**Brief:** Will you quote all of the entries, word for word?

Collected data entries
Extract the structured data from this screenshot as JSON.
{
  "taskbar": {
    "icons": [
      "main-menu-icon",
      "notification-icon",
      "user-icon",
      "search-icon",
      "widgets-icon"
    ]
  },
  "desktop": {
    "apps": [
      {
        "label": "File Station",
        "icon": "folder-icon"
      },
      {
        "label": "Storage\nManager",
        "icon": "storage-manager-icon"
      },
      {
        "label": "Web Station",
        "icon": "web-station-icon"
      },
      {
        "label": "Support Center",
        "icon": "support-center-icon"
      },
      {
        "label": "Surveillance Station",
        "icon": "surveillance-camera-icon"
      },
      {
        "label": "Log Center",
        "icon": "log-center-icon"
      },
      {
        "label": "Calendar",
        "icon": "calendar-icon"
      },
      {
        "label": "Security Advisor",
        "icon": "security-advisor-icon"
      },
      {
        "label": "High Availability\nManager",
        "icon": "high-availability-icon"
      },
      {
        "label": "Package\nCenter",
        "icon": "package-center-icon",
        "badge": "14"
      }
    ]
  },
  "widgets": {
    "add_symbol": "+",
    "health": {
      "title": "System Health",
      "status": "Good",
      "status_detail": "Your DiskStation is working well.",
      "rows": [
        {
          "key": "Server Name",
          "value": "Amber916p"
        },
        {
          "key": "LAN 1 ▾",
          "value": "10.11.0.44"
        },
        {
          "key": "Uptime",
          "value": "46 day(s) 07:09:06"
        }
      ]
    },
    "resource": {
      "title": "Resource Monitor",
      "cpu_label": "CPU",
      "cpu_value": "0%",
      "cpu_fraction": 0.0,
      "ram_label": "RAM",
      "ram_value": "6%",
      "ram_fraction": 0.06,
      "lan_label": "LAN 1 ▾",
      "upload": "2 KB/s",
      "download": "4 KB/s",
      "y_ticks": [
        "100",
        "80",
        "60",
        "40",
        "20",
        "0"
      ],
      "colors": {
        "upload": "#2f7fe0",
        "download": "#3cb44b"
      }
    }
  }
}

**Exercise solution:**
Extract the structured data from this screenshot as JSON.
{
  "taskbar": {
    "icons": [
      "main-menu-icon",
      "notification-icon",
      "user-icon",
      "search-icon",
      "widgets-icon"
    ]
  },
  "desktop": {
    "apps": [
      {
        "label": "File Station",
        "icon": "folder-icon"
      },
      {
        "label": "Storage\nManager",
        "icon": "storage-manager-icon"
      },
      {
        "label": "Web Station",
        "icon": "web-station-icon"
      },
      {
        "label": "Support Center",
        "icon": "support-center-icon"
      },
      {
        "label": "Surveillance Station",
        "icon": "surveillance-camera-icon"
      },
      {
        "label": "Log Center",
        "icon": "log-center-icon"
      },
      {
        "label": "Calendar",
        "icon": "calendar-icon"
      },
      {
        "label": "Security Advisor",
        "icon": "security-advisor-icon"
      },
      {
        "label": "High Availability\nManager",
        "icon": "high-availability-icon"
      },
      {
        "label": "Package\nCenter",
        "icon": "package-center-icon",
        "badge": "14"
      }
    ]
  },
  "widgets": {
    "add_symbol": "+",
    "health": {
      "title": "System Health",
      "status": "Good",
      "status_detail": "Your DiskStation is working well.",
      "rows": [
        {
          "key": "Server Name",
          "value": "Amber916p"
        },
        {
          "key": "LAN 1 ▾",
          "value": "10.11.0.44"
        },
        {
          "key": "Uptime",
          "value": "46 day(s) 07:09:06"
        }
      ]
    },
    "resource": {
      "title": "Resource Monitor",
      "cpu_label": "CPU",
      "cpu_value": "0%",
      "cpu_fraction": 0.0,
      "ram_label": "RAM",
      "ram_value": "6%",
      "ram_fraction": 0.06,
      "lan_label": "LAN 1 ▾",
      "upload": "2 KB/s",
      "download": "4 KB/s",
      "y_ticks": [
        "100",
        "80",
        "60",
        "40",
        "20",
        "0"
      ],
      "colors": {
        "upload": "#2f7fe0",
        "download": "#3cb44b"
      }
    }
  }
}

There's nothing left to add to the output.